##### INPUT DATA
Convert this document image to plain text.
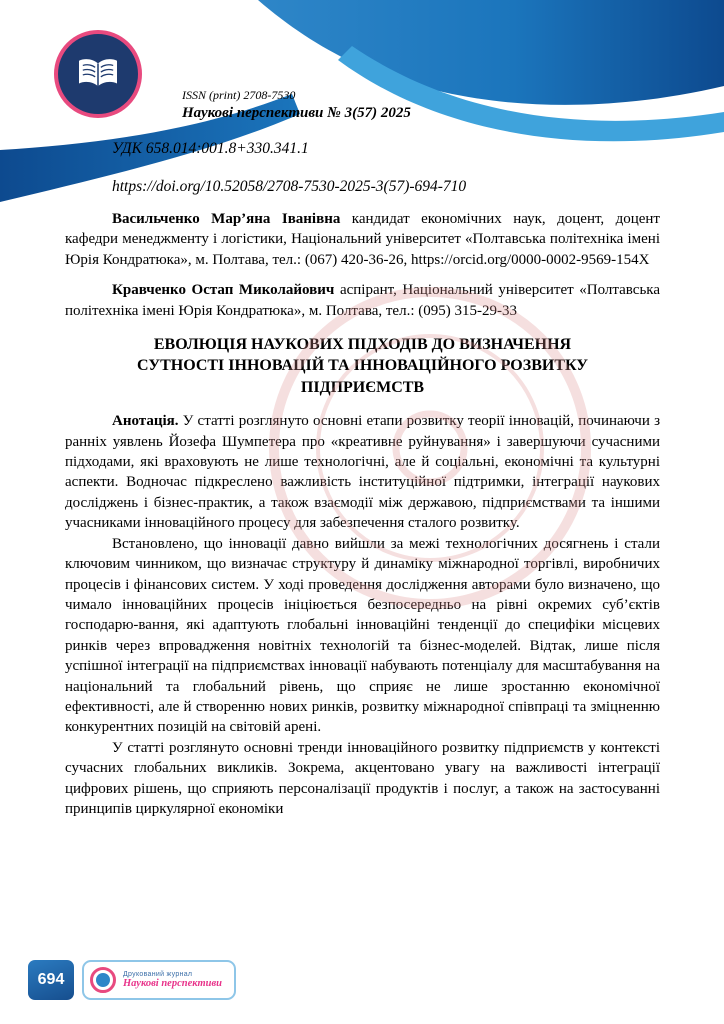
ISSN (print) 2708-7530
Наукові перспективи № 3(57) 2025

УДК 658.014:001.8+330.341.1

https://doi.org/10.52058/2708-7530-2025-3(57)-694-710

Васильченко Мар’яна Іванівна кандидат економічних наук, доцент, доцент кафедри менеджменту і логістики, Національний університет «Полтавська політехніка імені Юрія Кондратюка», м. Полтава, тел.: (067) 420-36-26, https://orcid.org/0000-0002-9569-154X

Кравченко Остап Миколайович аспірант, Національний університет «Полтавська політехніка імені Юрія Кондратюка», м. Полтава, тел.: (095) 315-29-33

ЕВОЛЮЦІЯ НАУКОВИХ ПІДХОДІВ ДО ВИЗНАЧЕННЯ СУТНОСТІ ІННОВАЦІЙ ТА ІННОВАЦІЙНОГО РОЗВИТКУ ПІДПРИЄМСТВ

Анотація. У статті розглянуто основні етапи розвитку теорії інновацій, починаючи з ранніх уявлень Йозефа Шумпетера про «креативне руйнування» і завершуючи сучасними підходами, які враховують не лише технологічні, але й соціальні, економічні та культурні аспекти. Водночас підкреслено важливість інституційної підтримки, інтеграції наукових досліджень і бізнес-практик, а також взаємодії між державою, підприємствами та іншими учасниками інноваційного процесу для забезпечення сталого розвитку.

Встановлено, що інновації давно вийшли за межі технологічних досягнень і стали ключовим чинником, що визначає структуру й динаміку міжнародної торгівлі, виробничих процесів і фінансових систем. У ході проведення дослідження авторами було визначено, що чимало інноваційних процесів ініціюється безпосередньо на рівні окремих суб’єктів господарю-вання, які адаптують глобальні інноваційні тенденції до специфіки місцевих ринків через впровадження новітніх технологій та бізнес-моделей. Відтак, лише після успішної інтеграції на підприємствах інновації набувають потенціалу для масштабування на національний та глобальний рівень, що сприяє не лише зростанню економічної ефективності, але й створенню нових ринків, розвитку міжнародної співпраці та зміцненню конкурентних позицій на світовій арені.

У статті розглянуто основні тренди інноваційного розвитку підприємств у контексті сучасних глобальних викликів. Зокрема, акцентовано увагу на важливості інтеграції цифрових рішень, що сприяють персоналізації продуктів і послуг, а також на застосуванні принципів циркулярної економіки

694	Друкований журнал
Наукові перспективи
##########
--- PROBLEM TO SOLVE ---
State how many lines above contain the string "політехніка", with no other words.

--- CORRECT RESPONSE ---
2